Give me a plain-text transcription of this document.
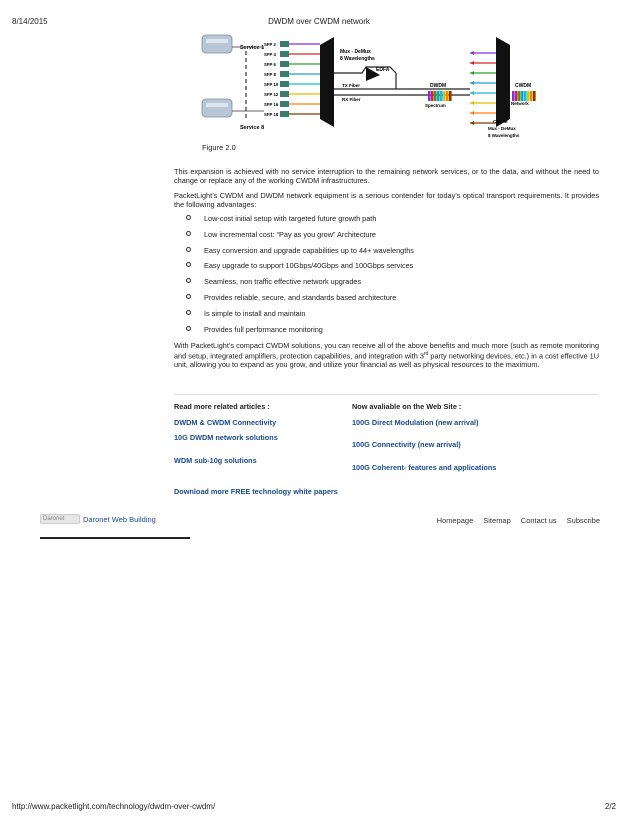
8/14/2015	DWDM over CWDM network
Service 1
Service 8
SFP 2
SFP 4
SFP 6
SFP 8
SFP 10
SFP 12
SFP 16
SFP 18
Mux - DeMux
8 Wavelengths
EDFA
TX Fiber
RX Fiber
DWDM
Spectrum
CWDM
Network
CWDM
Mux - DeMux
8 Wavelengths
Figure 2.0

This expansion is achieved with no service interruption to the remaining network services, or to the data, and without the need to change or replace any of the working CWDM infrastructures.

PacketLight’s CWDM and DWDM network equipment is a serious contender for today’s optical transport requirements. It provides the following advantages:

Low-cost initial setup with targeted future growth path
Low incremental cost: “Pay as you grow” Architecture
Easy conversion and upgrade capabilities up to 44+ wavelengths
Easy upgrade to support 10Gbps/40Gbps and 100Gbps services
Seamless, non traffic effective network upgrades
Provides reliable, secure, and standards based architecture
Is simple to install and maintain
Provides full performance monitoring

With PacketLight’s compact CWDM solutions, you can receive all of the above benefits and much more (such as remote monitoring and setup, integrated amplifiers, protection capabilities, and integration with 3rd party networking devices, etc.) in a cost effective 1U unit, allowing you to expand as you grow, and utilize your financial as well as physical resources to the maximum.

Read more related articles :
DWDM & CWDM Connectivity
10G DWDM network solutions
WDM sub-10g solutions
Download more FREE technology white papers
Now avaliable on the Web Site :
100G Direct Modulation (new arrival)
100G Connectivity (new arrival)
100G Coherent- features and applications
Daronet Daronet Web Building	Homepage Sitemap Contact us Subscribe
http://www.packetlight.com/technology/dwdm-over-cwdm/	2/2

----------

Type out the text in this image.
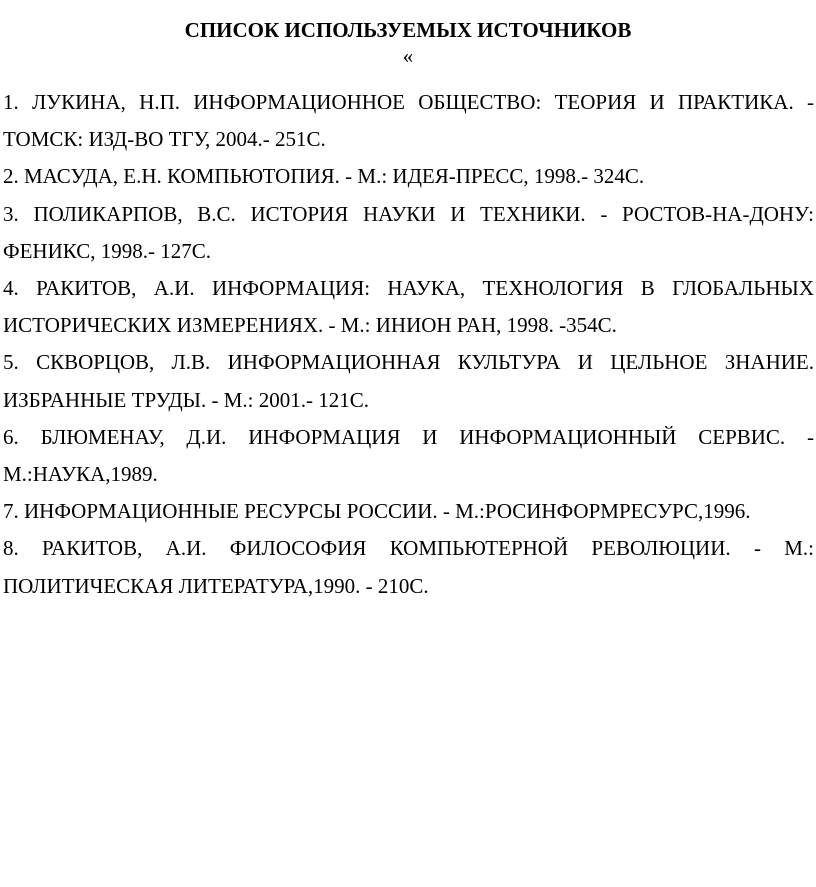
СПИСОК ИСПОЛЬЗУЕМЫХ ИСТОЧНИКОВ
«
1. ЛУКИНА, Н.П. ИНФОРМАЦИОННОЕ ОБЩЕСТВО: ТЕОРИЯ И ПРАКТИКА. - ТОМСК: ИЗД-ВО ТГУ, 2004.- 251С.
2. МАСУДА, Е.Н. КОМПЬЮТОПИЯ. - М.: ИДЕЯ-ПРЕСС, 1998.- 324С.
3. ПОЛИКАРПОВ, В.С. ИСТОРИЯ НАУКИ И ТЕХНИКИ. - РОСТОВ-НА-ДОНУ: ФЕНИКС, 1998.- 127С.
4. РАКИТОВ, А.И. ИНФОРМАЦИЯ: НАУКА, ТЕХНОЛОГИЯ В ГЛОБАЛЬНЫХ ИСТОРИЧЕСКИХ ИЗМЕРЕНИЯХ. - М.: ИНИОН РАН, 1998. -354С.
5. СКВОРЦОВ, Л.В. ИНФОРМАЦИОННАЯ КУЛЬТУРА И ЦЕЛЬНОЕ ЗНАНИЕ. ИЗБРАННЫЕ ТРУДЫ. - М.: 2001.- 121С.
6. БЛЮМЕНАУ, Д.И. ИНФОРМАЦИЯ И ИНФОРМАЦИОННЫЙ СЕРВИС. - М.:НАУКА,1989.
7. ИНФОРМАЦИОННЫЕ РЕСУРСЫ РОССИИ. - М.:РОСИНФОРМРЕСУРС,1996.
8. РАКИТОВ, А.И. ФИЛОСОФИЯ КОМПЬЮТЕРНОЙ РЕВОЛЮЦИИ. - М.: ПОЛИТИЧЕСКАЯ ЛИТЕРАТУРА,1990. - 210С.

----------

**EXERCISE REQUIREMENTS:**
Copy, from the material above, each line in which the string "text" occurs.

**RESPONSE TO THE EXERCISE:**
Give me a plain-text transcription of this document.
Type out the text in this image.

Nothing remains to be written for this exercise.